§ TASK DETAILS:
All of the records below must be output exactly, with no pictures carried over.
::::
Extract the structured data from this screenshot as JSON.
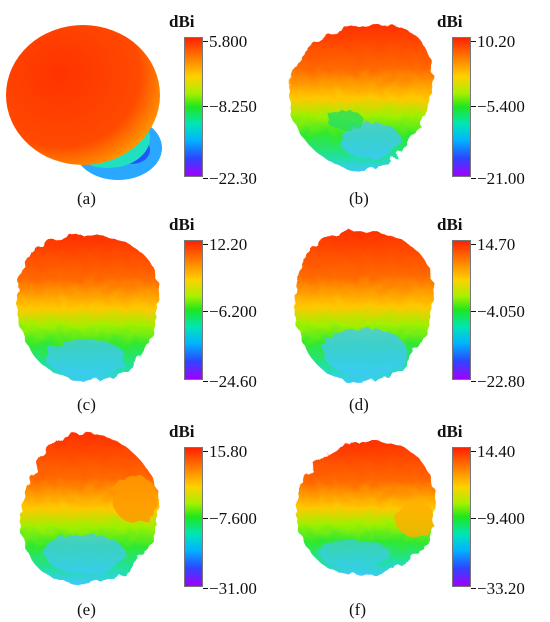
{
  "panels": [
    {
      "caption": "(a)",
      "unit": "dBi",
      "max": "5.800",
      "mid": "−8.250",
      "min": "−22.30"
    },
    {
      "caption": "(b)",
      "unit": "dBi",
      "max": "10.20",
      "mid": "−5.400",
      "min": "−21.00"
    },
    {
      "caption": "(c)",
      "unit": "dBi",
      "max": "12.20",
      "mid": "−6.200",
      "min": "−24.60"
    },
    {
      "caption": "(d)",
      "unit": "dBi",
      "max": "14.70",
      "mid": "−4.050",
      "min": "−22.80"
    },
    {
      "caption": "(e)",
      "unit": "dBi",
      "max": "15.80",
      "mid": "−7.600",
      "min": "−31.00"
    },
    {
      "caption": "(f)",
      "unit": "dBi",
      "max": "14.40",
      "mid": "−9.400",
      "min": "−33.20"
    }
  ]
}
::::
§ ANSWER IN FULL:
Extract the structured data from this screenshot as JSON.
{
  "panels": [
    {
      "caption": "(a)",
      "unit": "dBi",
      "max": "5.800",
      "mid": "−8.250",
      "min": "−22.30"
    },
    {
      "caption": "(b)",
      "unit": "dBi",
      "max": "10.20",
      "mid": "−5.400",
      "min": "−21.00"
    },
    {
      "caption": "(c)",
      "unit": "dBi",
      "max": "12.20",
      "mid": "−6.200",
      "min": "−24.60"
    },
    {
      "caption": "(d)",
      "unit": "dBi",
      "max": "14.70",
      "mid": "−4.050",
      "min": "−22.80"
    },
    {
      "caption": "(e)",
      "unit": "dBi",
      "max": "15.80",
      "mid": "−7.600",
      "min": "−31.00"
    },
    {
      "caption": "(f)",
      "unit": "dBi",
      "max": "14.40",
      "mid": "−9.400",
      "min": "−33.20"
    }
  ]
}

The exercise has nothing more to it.